:: EXERCISE GOAL ::
Render the following material again verbatim, leaving nothing out.

:: RECORDS PROVIDED ::
§ §
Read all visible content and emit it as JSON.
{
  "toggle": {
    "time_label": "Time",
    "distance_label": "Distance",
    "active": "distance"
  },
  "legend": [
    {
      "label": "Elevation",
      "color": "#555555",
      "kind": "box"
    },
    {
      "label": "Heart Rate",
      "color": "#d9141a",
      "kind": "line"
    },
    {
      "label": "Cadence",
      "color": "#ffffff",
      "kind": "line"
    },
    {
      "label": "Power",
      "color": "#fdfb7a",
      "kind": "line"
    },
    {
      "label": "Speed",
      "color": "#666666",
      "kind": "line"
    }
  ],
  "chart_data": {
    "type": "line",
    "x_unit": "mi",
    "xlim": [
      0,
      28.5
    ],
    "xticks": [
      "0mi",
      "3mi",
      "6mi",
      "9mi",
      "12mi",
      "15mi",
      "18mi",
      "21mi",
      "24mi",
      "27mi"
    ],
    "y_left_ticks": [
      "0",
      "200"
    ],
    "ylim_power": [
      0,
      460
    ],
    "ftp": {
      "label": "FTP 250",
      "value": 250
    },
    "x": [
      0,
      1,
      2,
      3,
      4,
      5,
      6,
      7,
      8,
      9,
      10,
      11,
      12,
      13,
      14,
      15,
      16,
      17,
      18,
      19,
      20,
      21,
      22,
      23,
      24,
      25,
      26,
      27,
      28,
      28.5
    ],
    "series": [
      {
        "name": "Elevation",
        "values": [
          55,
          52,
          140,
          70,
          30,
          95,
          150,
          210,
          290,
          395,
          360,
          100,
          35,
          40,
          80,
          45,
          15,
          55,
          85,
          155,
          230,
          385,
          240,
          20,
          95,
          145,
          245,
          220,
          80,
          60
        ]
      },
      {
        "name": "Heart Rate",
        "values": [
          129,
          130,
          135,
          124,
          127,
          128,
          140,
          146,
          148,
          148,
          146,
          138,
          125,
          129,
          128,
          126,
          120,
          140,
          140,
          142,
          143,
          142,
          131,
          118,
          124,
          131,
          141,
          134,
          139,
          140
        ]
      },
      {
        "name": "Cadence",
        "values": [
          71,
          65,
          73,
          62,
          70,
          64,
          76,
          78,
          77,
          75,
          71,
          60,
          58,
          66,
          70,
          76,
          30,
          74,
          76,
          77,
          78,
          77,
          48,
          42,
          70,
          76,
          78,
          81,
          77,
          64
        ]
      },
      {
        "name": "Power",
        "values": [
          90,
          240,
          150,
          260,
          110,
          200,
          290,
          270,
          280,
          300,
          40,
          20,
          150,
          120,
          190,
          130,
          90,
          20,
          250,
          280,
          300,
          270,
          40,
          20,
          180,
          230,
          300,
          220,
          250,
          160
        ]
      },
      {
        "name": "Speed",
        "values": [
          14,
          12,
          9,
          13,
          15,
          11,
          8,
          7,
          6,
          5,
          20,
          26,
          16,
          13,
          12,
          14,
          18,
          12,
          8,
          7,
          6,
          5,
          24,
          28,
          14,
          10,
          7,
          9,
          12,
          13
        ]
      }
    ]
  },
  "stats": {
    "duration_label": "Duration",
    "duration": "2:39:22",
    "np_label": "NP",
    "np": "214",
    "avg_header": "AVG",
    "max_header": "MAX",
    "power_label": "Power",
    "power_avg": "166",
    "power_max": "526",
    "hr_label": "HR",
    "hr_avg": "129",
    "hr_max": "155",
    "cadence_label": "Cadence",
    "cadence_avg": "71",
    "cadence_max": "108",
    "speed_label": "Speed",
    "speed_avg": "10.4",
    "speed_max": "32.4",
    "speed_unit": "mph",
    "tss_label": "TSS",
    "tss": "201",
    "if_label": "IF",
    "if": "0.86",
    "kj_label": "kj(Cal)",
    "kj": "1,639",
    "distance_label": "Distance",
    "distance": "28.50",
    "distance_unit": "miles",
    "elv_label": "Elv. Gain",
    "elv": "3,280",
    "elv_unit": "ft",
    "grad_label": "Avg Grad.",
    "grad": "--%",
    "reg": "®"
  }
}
§ §
:: RESPONSE ::
Read all visible content and emit it as JSON.
{
  "toggle": {
    "time_label": "Time",
    "distance_label": "Distance",
    "active": "distance"
  },
  "legend": [
    {
      "label": "Elevation",
      "color": "#555555",
      "kind": "box"
    },
    {
      "label": "Heart Rate",
      "color": "#d9141a",
      "kind": "line"
    },
    {
      "label": "Cadence",
      "color": "#ffffff",
      "kind": "line"
    },
    {
      "label": "Power",
      "color": "#fdfb7a",
      "kind": "line"
    },
    {
      "label": "Speed",
      "color": "#666666",
      "kind": "line"
    }
  ],
  "chart_data": {
    "type": "line",
    "x_unit": "mi",
    "xlim": [
      0,
      28.5
    ],
    "xticks": [
      "0mi",
      "3mi",
      "6mi",
      "9mi",
      "12mi",
      "15mi",
      "18mi",
      "21mi",
      "24mi",
      "27mi"
    ],
    "y_left_ticks": [
      "0",
      "200"
    ],
    "ylim_power": [
      0,
      460
    ],
    "ftp": {
      "label": "FTP 250",
      "value": 250
    },
    "x": [
      0,
      1,
      2,
      3,
      4,
      5,
      6,
      7,
      8,
      9,
      10,
      11,
      12,
      13,
      14,
      15,
      16,
      17,
      18,
      19,
      20,
      21,
      22,
      23,
      24,
      25,
      26,
      27,
      28,
      28.5
    ],
    "series": [
      {
        "name": "Elevation",
        "values": [
          55,
          52,
          140,
          70,
          30,
          95,
          150,
          210,
          290,
          395,
          360,
          100,
          35,
          40,
          80,
          45,
          15,
          55,
          85,
          155,
          230,
          385,
          240,
          20,
          95,
          145,
          245,
          220,
          80,
          60
        ]
      },
      {
        "name": "Heart Rate",
        "values": [
          129,
          130,
          135,
          124,
          127,
          128,
          140,
          146,
          148,
          148,
          146,
          138,
          125,
          129,
          128,
          126,
          120,
          140,
          140,
          142,
          143,
          142,
          131,
          118,
          124,
          131,
          141,
          134,
          139,
          140
        ]
      },
      {
        "name": "Cadence",
        "values": [
          71,
          65,
          73,
          62,
          70,
          64,
          76,
          78,
          77,
          75,
          71,
          60,
          58,
          66,
          70,
          76,
          30,
          74,
          76,
          77,
          78,
          77,
          48,
          42,
          70,
          76,
          78,
          81,
          77,
          64
        ]
      },
      {
        "name": "Power",
        "values": [
          90,
          240,
          150,
          260,
          110,
          200,
          290,
          270,
          280,
          300,
          40,
          20,
          150,
          120,
          190,
          130,
          90,
          20,
          250,
          280,
          300,
          270,
          40,
          20,
          180,
          230,
          300,
          220,
          250,
          160
        ]
      },
      {
        "name": "Speed",
        "values": [
          14,
          12,
          9,
          13,
          15,
          11,
          8,
          7,
          6,
          5,
          20,
          26,
          16,
          13,
          12,
          14,
          18,
          12,
          8,
          7,
          6,
          5,
          24,
          28,
          14,
          10,
          7,
          9,
          12,
          13
        ]
      }
    ]
  },
  "stats": {
    "duration_label": "Duration",
    "duration": "2:39:22",
    "np_label": "NP",
    "np": "214",
    "avg_header": "AVG",
    "max_header": "MAX",
    "power_label": "Power",
    "power_avg": "166",
    "power_max": "526",
    "hr_label": "HR",
    "hr_avg": "129",
    "hr_max": "155",
    "cadence_label": "Cadence",
    "cadence_avg": "71",
    "cadence_max": "108",
    "speed_label": "Speed",
    "speed_avg": "10.4",
    "speed_max": "32.4",
    "speed_unit": "mph",
    "tss_label": "TSS",
    "tss": "201",
    "if_label": "IF",
    "if": "0.86",
    "kj_label": "kj(Cal)",
    "kj": "1,639",
    "distance_label": "Distance",
    "distance": "28.50",
    "distance_unit": "miles",
    "elv_label": "Elv. Gain",
    "elv": "3,280",
    "elv_unit": "ft",
    "grad_label": "Avg Grad.",
    "grad": "--%",
    "reg": "®"
  }
}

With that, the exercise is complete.